CONSIGNES À SUIVRE – Réécrivez ligne par ligne l'ensemble des enregistrements ci-dessous sous forme de liste numérotée, en omettant les lignes vides. Laissez les images hors de la réponse.

╭──

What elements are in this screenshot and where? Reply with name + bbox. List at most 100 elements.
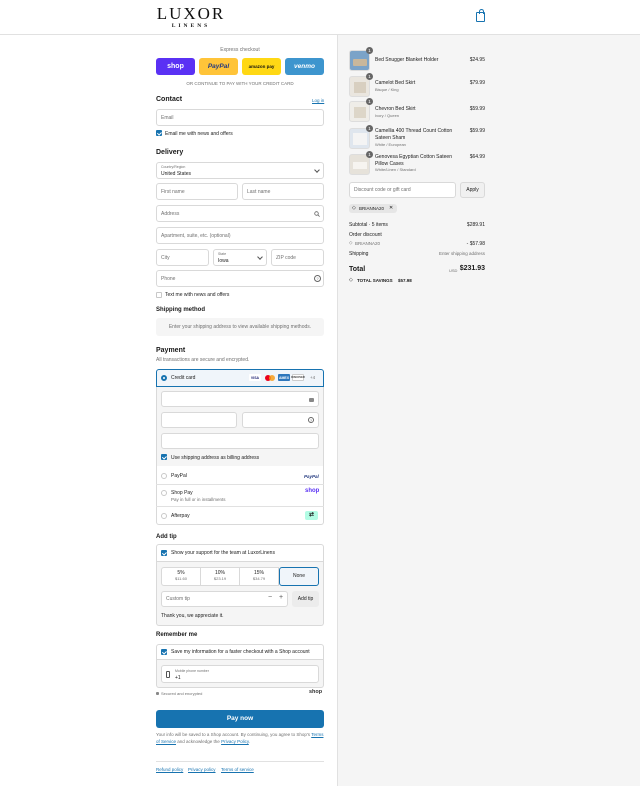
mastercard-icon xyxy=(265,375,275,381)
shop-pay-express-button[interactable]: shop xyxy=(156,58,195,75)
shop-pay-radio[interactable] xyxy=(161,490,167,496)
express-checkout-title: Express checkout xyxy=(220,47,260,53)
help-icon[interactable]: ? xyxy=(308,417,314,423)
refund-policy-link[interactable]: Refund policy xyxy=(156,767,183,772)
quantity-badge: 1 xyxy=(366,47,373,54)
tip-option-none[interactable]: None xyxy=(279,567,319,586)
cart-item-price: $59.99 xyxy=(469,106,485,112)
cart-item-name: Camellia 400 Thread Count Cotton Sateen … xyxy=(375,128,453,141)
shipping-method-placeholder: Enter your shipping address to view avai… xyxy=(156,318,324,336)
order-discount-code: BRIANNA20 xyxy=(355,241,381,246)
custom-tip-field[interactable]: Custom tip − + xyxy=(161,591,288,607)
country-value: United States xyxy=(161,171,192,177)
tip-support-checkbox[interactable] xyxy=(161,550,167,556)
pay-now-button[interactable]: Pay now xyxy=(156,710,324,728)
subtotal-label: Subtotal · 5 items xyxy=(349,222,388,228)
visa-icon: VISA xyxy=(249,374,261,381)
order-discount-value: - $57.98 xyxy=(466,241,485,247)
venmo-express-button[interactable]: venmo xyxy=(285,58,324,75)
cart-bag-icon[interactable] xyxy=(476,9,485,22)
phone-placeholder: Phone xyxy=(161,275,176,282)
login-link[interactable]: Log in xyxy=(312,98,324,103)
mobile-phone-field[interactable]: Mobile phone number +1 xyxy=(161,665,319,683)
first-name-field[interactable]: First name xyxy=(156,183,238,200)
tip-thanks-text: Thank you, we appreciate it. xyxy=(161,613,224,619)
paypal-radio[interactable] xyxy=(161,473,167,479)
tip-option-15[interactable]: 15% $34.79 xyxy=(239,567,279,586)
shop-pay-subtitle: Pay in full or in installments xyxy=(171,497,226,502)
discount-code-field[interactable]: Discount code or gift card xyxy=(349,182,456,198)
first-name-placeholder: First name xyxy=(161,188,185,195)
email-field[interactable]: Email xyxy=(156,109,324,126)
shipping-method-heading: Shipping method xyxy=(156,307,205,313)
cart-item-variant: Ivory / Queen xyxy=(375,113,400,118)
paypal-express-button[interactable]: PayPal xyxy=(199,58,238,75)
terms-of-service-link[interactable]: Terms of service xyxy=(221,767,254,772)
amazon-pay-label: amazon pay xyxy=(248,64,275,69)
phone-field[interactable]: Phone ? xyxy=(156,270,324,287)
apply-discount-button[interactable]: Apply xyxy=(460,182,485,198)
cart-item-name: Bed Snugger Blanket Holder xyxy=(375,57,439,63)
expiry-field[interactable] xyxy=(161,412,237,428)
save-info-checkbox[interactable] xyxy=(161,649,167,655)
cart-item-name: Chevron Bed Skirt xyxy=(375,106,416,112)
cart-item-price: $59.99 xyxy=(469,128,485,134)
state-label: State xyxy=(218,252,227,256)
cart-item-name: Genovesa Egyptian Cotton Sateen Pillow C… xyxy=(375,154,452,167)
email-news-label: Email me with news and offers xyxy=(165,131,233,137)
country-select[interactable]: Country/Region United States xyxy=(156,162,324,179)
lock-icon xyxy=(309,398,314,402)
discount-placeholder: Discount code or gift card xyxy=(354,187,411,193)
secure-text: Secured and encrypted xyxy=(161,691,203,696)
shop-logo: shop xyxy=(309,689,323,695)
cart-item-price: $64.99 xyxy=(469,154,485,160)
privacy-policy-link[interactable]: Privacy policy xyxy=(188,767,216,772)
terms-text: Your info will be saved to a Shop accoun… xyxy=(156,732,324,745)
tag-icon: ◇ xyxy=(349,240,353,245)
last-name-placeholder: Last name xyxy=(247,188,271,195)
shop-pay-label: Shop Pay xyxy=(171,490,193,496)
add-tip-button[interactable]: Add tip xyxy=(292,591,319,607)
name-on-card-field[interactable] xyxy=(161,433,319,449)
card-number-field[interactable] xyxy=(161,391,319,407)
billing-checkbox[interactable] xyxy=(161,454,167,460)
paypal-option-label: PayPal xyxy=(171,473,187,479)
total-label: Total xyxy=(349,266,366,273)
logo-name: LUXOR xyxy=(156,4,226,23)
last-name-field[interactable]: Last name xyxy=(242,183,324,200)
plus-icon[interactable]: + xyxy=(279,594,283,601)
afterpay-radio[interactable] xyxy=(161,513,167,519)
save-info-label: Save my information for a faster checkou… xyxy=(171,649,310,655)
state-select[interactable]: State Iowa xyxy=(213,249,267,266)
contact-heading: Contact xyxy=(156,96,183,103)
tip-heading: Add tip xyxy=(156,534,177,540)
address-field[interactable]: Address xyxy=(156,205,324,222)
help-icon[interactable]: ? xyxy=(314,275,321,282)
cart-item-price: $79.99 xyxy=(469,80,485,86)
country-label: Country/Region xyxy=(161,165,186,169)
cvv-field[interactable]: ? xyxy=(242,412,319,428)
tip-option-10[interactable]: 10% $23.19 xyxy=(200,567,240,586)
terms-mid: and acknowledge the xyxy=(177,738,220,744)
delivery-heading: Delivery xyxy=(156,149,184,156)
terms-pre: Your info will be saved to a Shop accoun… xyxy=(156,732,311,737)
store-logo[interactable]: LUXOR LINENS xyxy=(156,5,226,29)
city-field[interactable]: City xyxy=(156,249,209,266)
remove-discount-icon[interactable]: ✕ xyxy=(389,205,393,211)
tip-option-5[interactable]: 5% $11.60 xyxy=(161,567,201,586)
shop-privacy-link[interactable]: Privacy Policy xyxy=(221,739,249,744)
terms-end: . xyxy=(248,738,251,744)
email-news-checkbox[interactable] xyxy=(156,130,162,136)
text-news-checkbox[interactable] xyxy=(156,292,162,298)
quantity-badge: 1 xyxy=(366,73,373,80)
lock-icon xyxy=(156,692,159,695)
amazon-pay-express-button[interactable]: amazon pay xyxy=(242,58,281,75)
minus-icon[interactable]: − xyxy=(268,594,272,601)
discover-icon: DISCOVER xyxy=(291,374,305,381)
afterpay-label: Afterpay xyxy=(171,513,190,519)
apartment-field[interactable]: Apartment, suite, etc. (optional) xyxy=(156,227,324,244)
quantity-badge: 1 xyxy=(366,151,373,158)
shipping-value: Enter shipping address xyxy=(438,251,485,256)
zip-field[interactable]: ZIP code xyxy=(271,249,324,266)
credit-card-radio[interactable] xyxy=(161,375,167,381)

╰──

RÉSULTAT DE LA TÂCHE –
1. What elements are in this screenshot and where? Reply with name + bbox. List at most 100 elements.
2. mastercard-icon xyxy=(265,375,275,381)
3. shop-pay-express-button[interactable]: shop xyxy=(156,58,195,75)
4. shop-pay-radio[interactable] xyxy=(161,490,167,496)
5. express-checkout-title: Express checkout xyxy=(220,47,260,53)
6. help-icon[interactable]: ? xyxy=(308,417,314,423)
7. refund-policy-link[interactable]: Refund policy xyxy=(156,767,183,772)
8. quantity-badge: 1 xyxy=(366,47,373,54)
9. tip-option-none[interactable]: None xyxy=(279,567,319,586)
10. cart-item-price: $59.99 xyxy=(469,106,485,112)
11. cart-item-name: Camellia 400 Thread Count Cotton Sateen … xyxy=(375,128,453,141)
12. shipping-method-placeholder: Enter your shipping address to view avai… xyxy=(156,318,324,336)
13. order-discount-code: BRIANNA20 xyxy=(355,241,381,246)
14. custom-tip-field[interactable]: Custom tip − + xyxy=(161,591,288,607)
15. country-value: United States xyxy=(161,171,192,177)
16. tip-support-checkbox[interactable] xyxy=(161,550,167,556)
17. pay-now-button[interactable]: Pay now xyxy=(156,710,324,728)
18. subtotal-label: Subtotal · 5 items xyxy=(349,222,388,228)
19. visa-icon: VISA xyxy=(249,374,261,381)
20. order-discount-value: - $57.98 xyxy=(466,241,485,247)
21. venmo-express-button[interactable]: venmo xyxy=(285,58,324,75)
22. cart-bag-icon[interactable] xyxy=(476,9,485,22)
23. phone-placeholder: Phone xyxy=(161,275,176,282)
24. login-link[interactable]: Log in xyxy=(312,98,324,103)
25. mobile-phone-field[interactable]: Mobile phone number +1 xyxy=(161,665,319,683)
26. first-name-field[interactable]: First name xyxy=(156,183,238,200)
27. tip-thanks-text: Thank you, we appreciate it. xyxy=(161,613,224,619)
28. paypal-radio[interactable] xyxy=(161,473,167,479)
29. tip-option-15[interactable]: 15% $34.79 xyxy=(239,567,279,586)
30. shop-pay-subtitle: Pay in full or in installments xyxy=(171,497,226,502)
31. discount-code-field[interactable]: Discount code or gift card xyxy=(349,182,456,198)
32. first-name-placeholder: First name xyxy=(161,188,185,195)
33. email-field[interactable]: Email xyxy=(156,109,324,126)
34. shipping-method-heading: Shipping method xyxy=(156,307,205,313)
35. cart-item-variant: Ivory / Queen xyxy=(375,113,400,118)
36. paypal-express-button[interactable]: PayPal xyxy=(199,58,238,75)
37. terms-of-service-link[interactable]: Terms of service xyxy=(221,767,254,772)
38. amazon-pay-label: amazon pay xyxy=(248,64,275,69)
39. phone-field[interactable]: Phone ? xyxy=(156,270,324,287)
40. apply-discount-button[interactable]: Apply xyxy=(460,182,485,198)
41. cart-item-name: Bed Snugger Blanket Holder xyxy=(375,57,439,63)
42. expiry-field[interactable] xyxy=(161,412,237,428)
43. save-info-checkbox[interactable] xyxy=(161,649,167,655)
44. cart-item-name: Chevron Bed Skirt xyxy=(375,106,416,112)
45. cart-item-price: $59.99 xyxy=(469,128,485,134)
46. state-label: State xyxy=(218,252,227,256)
47. cart-item-name: Genovesa Egyptian Cotton Sateen Pillow C… xyxy=(375,154,452,167)
48. email-news-label: Email me with news and offers xyxy=(165,131,233,137)
49. country-select[interactable]: Country/Region United States xyxy=(156,162,324,179)
50. lock-icon xyxy=(309,398,314,402)
51. discount-placeholder: Discount code or gift card xyxy=(354,187,411,193)
52. secure-text: Secured and encrypted xyxy=(161,691,203,696)
53. shop-logo: shop xyxy=(309,689,323,695)
54. cart-item-price: $64.99 xyxy=(469,154,485,160)
55. privacy-policy-link[interactable]: Privacy policy xyxy=(188,767,216,772)
56. terms-text: Your info will be saved to a Shop accoun… xyxy=(156,732,324,745)
57. tag-icon: ◇ xyxy=(349,240,353,245)
58. last-name-placeholder: Last name xyxy=(247,188,271,195)
59. shop-pay-label: Shop Pay xyxy=(171,490,193,496)
60. add-tip-button[interactable]: Add tip xyxy=(292,591,319,607)
61. name-on-card-field[interactable] xyxy=(161,433,319,449)
62. card-number-field[interactable] xyxy=(161,391,319,407)
63. billing-checkbox[interactable] xyxy=(161,454,167,460)
64. paypal-option-label: PayPal xyxy=(171,473,187,479)
65. total-label: Total xyxy=(349,266,366,273)
66. logo-name: LUXOR xyxy=(156,4,226,23)
67. last-name-field[interactable]: Last name xyxy=(242,183,324,200)
68. plus-icon[interactable]: + xyxy=(279,594,283,601)
69. afterpay-radio[interactable] xyxy=(161,513,167,519)
70. save-info-label: Save my information for a faster checkou… xyxy=(171,649,310,655)
71. state-select[interactable]: State Iowa xyxy=(213,249,267,266)
72. contact-heading: Contact xyxy=(156,96,183,103)
73. tip-heading: Add tip xyxy=(156,534,177,540)
74. address-field[interactable]: Address xyxy=(156,205,324,222)
75. help-icon[interactable]: ? xyxy=(314,275,321,282)
76. cart-item-price: $79.99 xyxy=(469,80,485,86)
77. country-label: Country/Region xyxy=(161,165,186,169)
78. cvv-field[interactable]: ? xyxy=(242,412,319,428)
79. tip-option-10[interactable]: 10% $23.19 xyxy=(200,567,240,586)
80. terms-mid: and acknowledge the xyxy=(177,738,220,744)
81. delivery-heading: Delivery xyxy=(156,149,184,156)
82. terms-pre: Your info will be saved to a Shop accoun… xyxy=(156,732,311,737)
83. store-logo[interactable]: LUXOR LINENS xyxy=(156,5,226,29)
84. city-field[interactable]: City xyxy=(156,249,209,266)
85. remove-discount-icon[interactable]: ✕ xyxy=(389,205,393,211)
86. tip-option-5[interactable]: 5% $11.60 xyxy=(161,567,201,586)
87. shop-privacy-link[interactable]: Privacy Policy xyxy=(221,739,249,744)
88. terms-end: . xyxy=(248,738,251,744)
89. email-news-checkbox[interactable] xyxy=(156,130,162,136)
90. text-news-checkbox[interactable] xyxy=(156,292,162,298)
91. quantity-badge: 1 xyxy=(366,73,373,80)
92. lock-icon xyxy=(156,692,159,695)
93. amazon-pay-express-button[interactable]: amazon pay xyxy=(242,58,281,75)
94. minus-icon[interactable]: − xyxy=(268,594,272,601)
95. discover-icon: DISCOVER xyxy=(291,374,305,381)
96. afterpay-label: Afterpay xyxy=(171,513,190,519)
97. apartment-field[interactable]: Apartment, suite, etc. (optional) xyxy=(156,227,324,244)
98. quantity-badge: 1 xyxy=(366,151,373,158)
99. shipping-value: Enter shipping address xyxy=(438,251,485,256)
100. zip-field[interactable]: ZIP code xyxy=(271,249,324,266)
101. credit-card-radio[interactable] xyxy=(161,375,167,381)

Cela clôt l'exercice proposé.